**PROBLEM TO SOLVE**
Images are not part of the copy; transcribe all the data exactly.

Data entries:
++++++
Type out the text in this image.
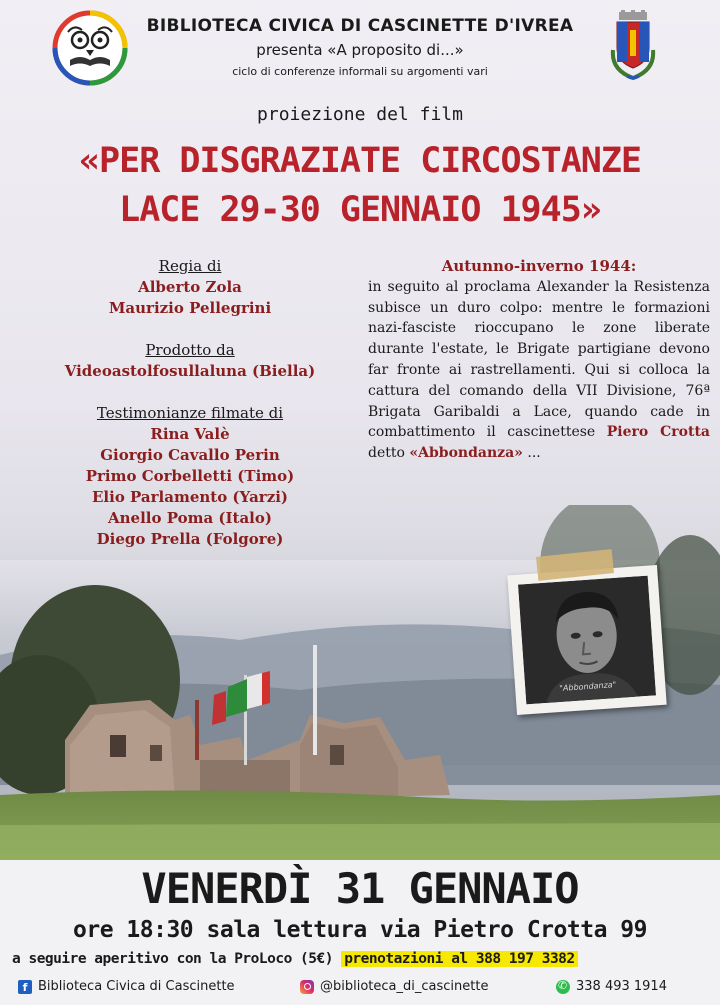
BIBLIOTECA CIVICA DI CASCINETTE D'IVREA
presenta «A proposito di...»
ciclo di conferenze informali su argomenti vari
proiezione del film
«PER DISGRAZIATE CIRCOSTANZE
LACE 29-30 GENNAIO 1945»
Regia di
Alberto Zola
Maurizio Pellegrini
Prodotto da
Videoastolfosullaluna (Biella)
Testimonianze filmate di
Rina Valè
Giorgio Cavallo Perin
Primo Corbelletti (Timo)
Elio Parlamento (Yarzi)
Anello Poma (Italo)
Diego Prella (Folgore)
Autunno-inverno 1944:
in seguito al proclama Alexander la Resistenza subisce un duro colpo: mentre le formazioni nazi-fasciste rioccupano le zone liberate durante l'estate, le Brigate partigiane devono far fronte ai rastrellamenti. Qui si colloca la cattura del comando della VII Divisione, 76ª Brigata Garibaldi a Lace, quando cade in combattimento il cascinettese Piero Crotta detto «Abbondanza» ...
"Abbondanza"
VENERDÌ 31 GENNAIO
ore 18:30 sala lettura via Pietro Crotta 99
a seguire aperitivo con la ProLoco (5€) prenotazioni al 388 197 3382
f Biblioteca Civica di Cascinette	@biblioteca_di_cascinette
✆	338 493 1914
++++++
**PROBLEM SOLUTION**
Type out the text in this image.
BIBLIOTECA CIVICA DI CASCINETTE D'IVREA
presenta «A proposito di...»
ciclo di conferenze informali su argomenti vari
proiezione del film
«PER DISGRAZIATE CIRCOSTANZE
LACE 29-30 GENNAIO 1945»
Regia di
Alberto Zola
Maurizio Pellegrini
Prodotto da
Videoastolfosullaluna (Biella)
Testimonianze filmate di
Rina Valè
Giorgio Cavallo Perin
Primo Corbelletti (Timo)
Elio Parlamento (Yarzi)
Anello Poma (Italo)
Diego Prella (Folgore)
Autunno-inverno 1944:
in seguito al proclama Alexander la Resistenza subisce un duro colpo: mentre le formazioni nazi-fasciste rioccupano le zone liberate durante l'estate, le Brigate partigiane devono far fronte ai rastrellamenti. Qui si colloca la cattura del comando della VII Divisione, 76ª Brigata Garibaldi a Lace, quando cade in combattimento il cascinettese Piero Crotta detto «Abbondanza» ...
"Abbondanza"
VENERDÌ 31 GENNAIO
ore 18:30 sala lettura via Pietro Crotta 99
a seguire aperitivo con la ProLoco (5€) prenotazioni al 388 197 3382
f Biblioteca Civica di Cascinette	@biblioteca_di_cascinette
✆	338 493 1914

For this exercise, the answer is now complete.